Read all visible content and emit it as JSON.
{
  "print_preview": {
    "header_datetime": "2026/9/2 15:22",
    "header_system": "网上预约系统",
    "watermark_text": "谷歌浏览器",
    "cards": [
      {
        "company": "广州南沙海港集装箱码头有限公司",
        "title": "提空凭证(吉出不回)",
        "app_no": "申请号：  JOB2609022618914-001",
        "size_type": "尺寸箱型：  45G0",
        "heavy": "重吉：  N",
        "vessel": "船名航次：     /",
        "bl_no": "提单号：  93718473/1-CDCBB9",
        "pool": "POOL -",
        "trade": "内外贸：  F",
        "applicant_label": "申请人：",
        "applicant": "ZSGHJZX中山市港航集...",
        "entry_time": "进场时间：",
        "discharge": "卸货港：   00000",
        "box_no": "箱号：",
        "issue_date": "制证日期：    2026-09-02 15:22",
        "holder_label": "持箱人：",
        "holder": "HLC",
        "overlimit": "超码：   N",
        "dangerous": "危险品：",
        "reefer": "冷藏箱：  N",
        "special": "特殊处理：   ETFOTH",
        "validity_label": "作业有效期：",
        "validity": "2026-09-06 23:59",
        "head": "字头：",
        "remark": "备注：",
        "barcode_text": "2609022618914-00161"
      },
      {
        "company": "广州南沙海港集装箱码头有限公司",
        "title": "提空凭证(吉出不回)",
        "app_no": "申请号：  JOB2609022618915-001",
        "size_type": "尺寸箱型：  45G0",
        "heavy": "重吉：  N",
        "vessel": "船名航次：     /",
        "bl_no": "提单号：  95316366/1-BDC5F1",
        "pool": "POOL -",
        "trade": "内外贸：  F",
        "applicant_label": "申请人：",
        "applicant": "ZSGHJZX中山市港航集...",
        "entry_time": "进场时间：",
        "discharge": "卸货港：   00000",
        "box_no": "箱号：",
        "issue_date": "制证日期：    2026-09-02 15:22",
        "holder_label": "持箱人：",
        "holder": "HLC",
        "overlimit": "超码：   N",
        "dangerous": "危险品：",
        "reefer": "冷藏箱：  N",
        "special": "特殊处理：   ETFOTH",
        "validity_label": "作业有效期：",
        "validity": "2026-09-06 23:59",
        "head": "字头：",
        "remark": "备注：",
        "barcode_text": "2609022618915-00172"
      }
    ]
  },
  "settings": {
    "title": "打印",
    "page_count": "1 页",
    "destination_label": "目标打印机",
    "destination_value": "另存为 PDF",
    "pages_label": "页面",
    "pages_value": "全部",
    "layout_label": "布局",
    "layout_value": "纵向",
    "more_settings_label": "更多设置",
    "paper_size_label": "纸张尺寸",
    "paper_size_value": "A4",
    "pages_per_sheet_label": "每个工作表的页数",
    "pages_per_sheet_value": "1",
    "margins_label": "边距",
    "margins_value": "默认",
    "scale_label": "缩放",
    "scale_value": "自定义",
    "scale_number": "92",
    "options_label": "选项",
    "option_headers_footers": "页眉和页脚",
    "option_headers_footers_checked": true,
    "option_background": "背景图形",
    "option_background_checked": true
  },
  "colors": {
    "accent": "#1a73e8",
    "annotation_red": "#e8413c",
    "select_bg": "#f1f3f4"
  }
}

+ + + + +

**Exercise aim:** Pull out each record as written and restate it exactly.

**Reply to the exercise:**
Read all visible content and emit it as JSON.
{
  "print_preview": {
    "header_datetime": "2026/9/2 15:22",
    "header_system": "网上预约系统",
    "watermark_text": "谷歌浏览器",
    "cards": [
      {
        "company": "广州南沙海港集装箱码头有限公司",
        "title": "提空凭证(吉出不回)",
        "app_no": "申请号：  JOB2609022618914-001",
        "size_type": "尺寸箱型：  45G0",
        "heavy": "重吉：  N",
        "vessel": "船名航次：     /",
        "bl_no": "提单号：  93718473/1-CDCBB9",
        "pool": "POOL -",
        "trade": "内外贸：  F",
        "applicant_label": "申请人：",
        "applicant": "ZSGHJZX中山市港航集...",
        "entry_time": "进场时间：",
        "discharge": "卸货港：   00000",
        "box_no": "箱号：",
        "issue_date": "制证日期：    2026-09-02 15:22",
        "holder_label": "持箱人：",
        "holder": "HLC",
        "overlimit": "超码：   N",
        "dangerous": "危险品：",
        "reefer": "冷藏箱：  N",
        "special": "特殊处理：   ETFOTH",
        "validity_label": "作业有效期：",
        "validity": "2026-09-06 23:59",
        "head": "字头：",
        "remark": "备注：",
        "barcode_text": "2609022618914-00161"
      },
      {
        "company": "广州南沙海港集装箱码头有限公司",
        "title": "提空凭证(吉出不回)",
        "app_no": "申请号：  JOB2609022618915-001",
        "size_type": "尺寸箱型：  45G0",
        "heavy": "重吉：  N",
        "vessel": "船名航次：     /",
        "bl_no": "提单号：  95316366/1-BDC5F1",
        "pool": "POOL -",
        "trade": "内外贸：  F",
        "applicant_label": "申请人：",
        "applicant": "ZSGHJZX中山市港航集...",
        "entry_time": "进场时间：",
        "discharge": "卸货港：   00000",
        "box_no": "箱号：",
        "issue_date": "制证日期：    2026-09-02 15:22",
        "holder_label": "持箱人：",
        "holder": "HLC",
        "overlimit": "超码：   N",
        "dangerous": "危险品：",
        "reefer": "冷藏箱：  N",
        "special": "特殊处理：   ETFOTH",
        "validity_label": "作业有效期：",
        "validity": "2026-09-06 23:59",
        "head": "字头：",
        "remark": "备注：",
        "barcode_text": "2609022618915-00172"
      }
    ]
  },
  "settings": {
    "title": "打印",
    "page_count": "1 页",
    "destination_label": "目标打印机",
    "destination_value": "另存为 PDF",
    "pages_label": "页面",
    "pages_value": "全部",
    "layout_label": "布局",
    "layout_value": "纵向",
    "more_settings_label": "更多设置",
    "paper_size_label": "纸张尺寸",
    "paper_size_value": "A4",
    "pages_per_sheet_label": "每个工作表的页数",
    "pages_per_sheet_value": "1",
    "margins_label": "边距",
    "margins_value": "默认",
    "scale_label": "缩放",
    "scale_value": "自定义",
    "scale_number": "92",
    "options_label": "选项",
    "option_headers_footers": "页眉和页脚",
    "option_headers_footers_checked": true,
    "option_background": "背景图形",
    "option_background_checked": true
  },
  "colors": {
    "accent": "#1a73e8",
    "annotation_red": "#e8413c",
    "select_bg": "#f1f3f4"
  }
}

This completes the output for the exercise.